**Task details**
All the data must come back unchanged, except that pictures are left out.

-------- Dataset records --------

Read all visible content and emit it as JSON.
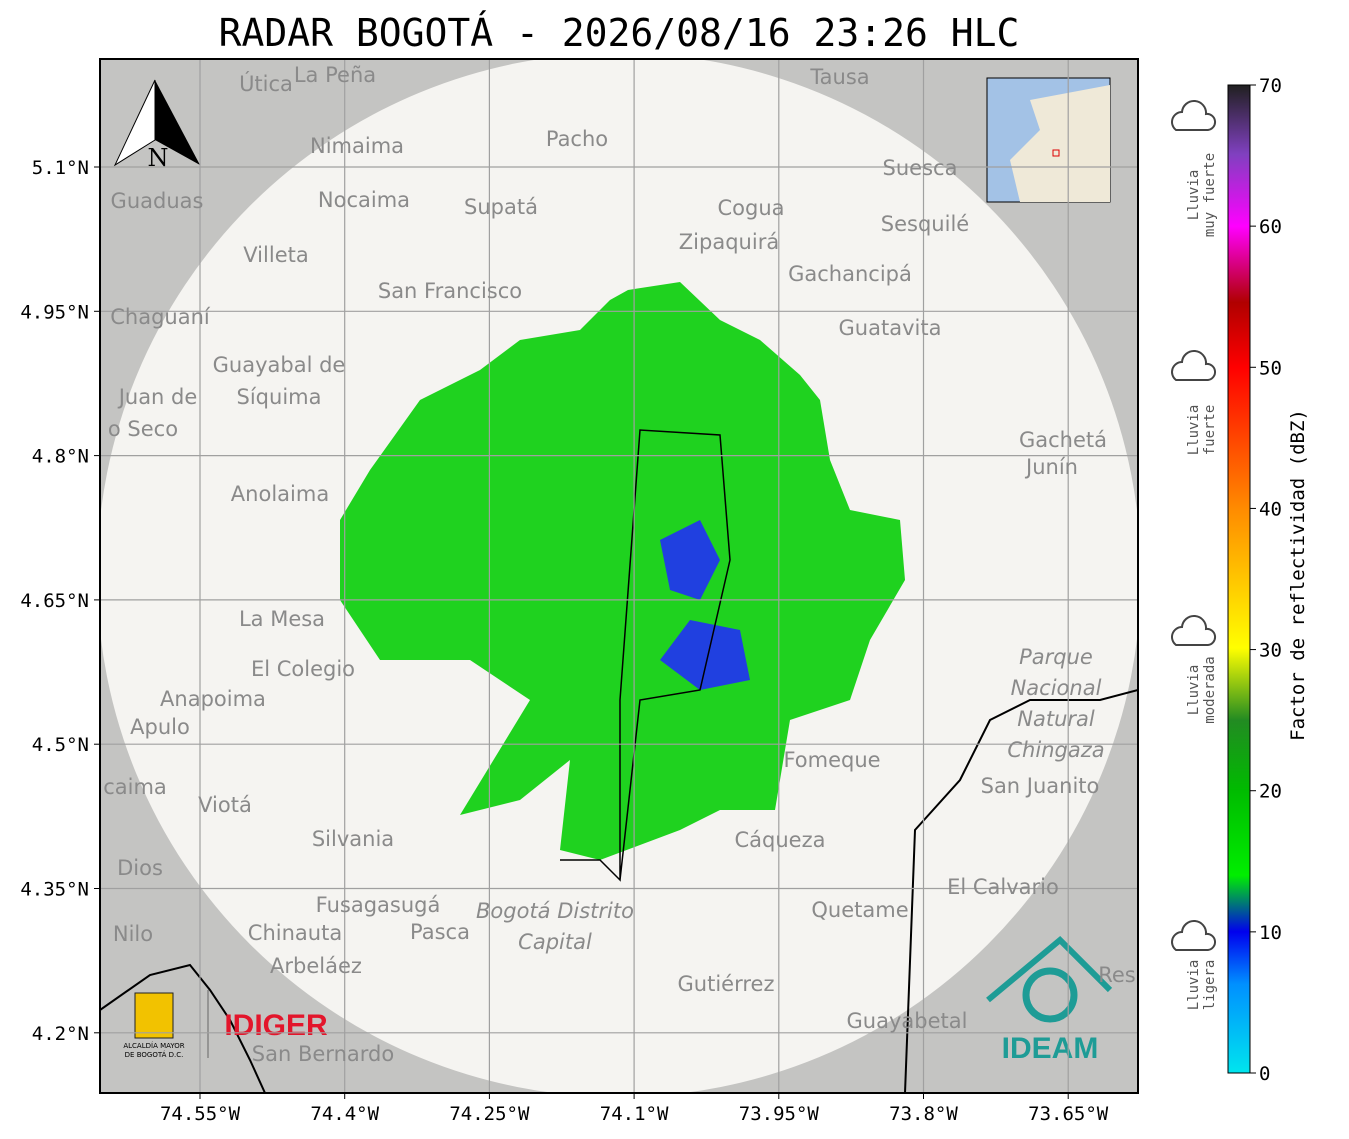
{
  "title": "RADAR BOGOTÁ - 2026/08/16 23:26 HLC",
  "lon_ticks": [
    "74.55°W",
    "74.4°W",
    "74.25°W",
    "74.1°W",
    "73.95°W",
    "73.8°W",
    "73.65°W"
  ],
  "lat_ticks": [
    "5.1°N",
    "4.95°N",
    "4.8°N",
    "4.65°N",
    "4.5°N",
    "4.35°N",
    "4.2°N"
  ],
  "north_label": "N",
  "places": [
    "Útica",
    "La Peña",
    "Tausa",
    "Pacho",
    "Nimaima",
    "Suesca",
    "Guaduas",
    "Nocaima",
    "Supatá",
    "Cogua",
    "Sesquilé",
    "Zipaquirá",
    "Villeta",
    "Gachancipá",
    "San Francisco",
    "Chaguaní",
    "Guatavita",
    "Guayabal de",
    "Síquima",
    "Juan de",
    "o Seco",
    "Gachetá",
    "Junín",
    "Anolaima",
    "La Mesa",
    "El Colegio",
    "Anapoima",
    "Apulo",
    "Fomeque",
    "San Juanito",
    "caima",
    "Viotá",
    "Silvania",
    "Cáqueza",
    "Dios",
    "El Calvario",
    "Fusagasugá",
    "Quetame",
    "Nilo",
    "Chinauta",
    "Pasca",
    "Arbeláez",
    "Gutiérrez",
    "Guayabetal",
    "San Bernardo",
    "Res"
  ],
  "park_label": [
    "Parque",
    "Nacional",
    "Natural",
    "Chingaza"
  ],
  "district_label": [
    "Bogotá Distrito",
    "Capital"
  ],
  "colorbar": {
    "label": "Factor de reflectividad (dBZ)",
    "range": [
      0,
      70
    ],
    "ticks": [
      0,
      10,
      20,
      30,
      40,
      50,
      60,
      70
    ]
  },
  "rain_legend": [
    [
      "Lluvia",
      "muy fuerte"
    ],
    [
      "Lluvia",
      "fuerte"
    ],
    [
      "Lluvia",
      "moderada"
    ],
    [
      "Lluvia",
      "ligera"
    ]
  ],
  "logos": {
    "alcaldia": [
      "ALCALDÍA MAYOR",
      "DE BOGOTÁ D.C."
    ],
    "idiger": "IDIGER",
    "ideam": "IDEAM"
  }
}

--------

**Task result**
Read all visible content and emit it as JSON.
{
  "title": "RADAR BOGOTÁ - 2026/08/16 23:26 HLC",
  "lon_ticks": [
    "74.55°W",
    "74.4°W",
    "74.25°W",
    "74.1°W",
    "73.95°W",
    "73.8°W",
    "73.65°W"
  ],
  "lat_ticks": [
    "5.1°N",
    "4.95°N",
    "4.8°N",
    "4.65°N",
    "4.5°N",
    "4.35°N",
    "4.2°N"
  ],
  "north_label": "N",
  "places": [
    "Útica",
    "La Peña",
    "Tausa",
    "Pacho",
    "Nimaima",
    "Suesca",
    "Guaduas",
    "Nocaima",
    "Supatá",
    "Cogua",
    "Sesquilé",
    "Zipaquirá",
    "Villeta",
    "Gachancipá",
    "San Francisco",
    "Chaguaní",
    "Guatavita",
    "Guayabal de",
    "Síquima",
    "Juan de",
    "o Seco",
    "Gachetá",
    "Junín",
    "Anolaima",
    "La Mesa",
    "El Colegio",
    "Anapoima",
    "Apulo",
    "Fomeque",
    "San Juanito",
    "caima",
    "Viotá",
    "Silvania",
    "Cáqueza",
    "Dios",
    "El Calvario",
    "Fusagasugá",
    "Quetame",
    "Nilo",
    "Chinauta",
    "Pasca",
    "Arbeláez",
    "Gutiérrez",
    "Guayabetal",
    "San Bernardo",
    "Res"
  ],
  "park_label": [
    "Parque",
    "Nacional",
    "Natural",
    "Chingaza"
  ],
  "district_label": [
    "Bogotá Distrito",
    "Capital"
  ],
  "colorbar": {
    "label": "Factor de reflectividad (dBZ)",
    "range": [
      0,
      70
    ],
    "ticks": [
      0,
      10,
      20,
      30,
      40,
      50,
      60,
      70
    ]
  },
  "rain_legend": [
    [
      "Lluvia",
      "muy fuerte"
    ],
    [
      "Lluvia",
      "fuerte"
    ],
    [
      "Lluvia",
      "moderada"
    ],
    [
      "Lluvia",
      "ligera"
    ]
  ],
  "logos": {
    "alcaldia": [
      "ALCALDÍA MAYOR",
      "DE BOGOTÁ D.C."
    ],
    "idiger": "IDIGER",
    "ideam": "IDEAM"
  }
}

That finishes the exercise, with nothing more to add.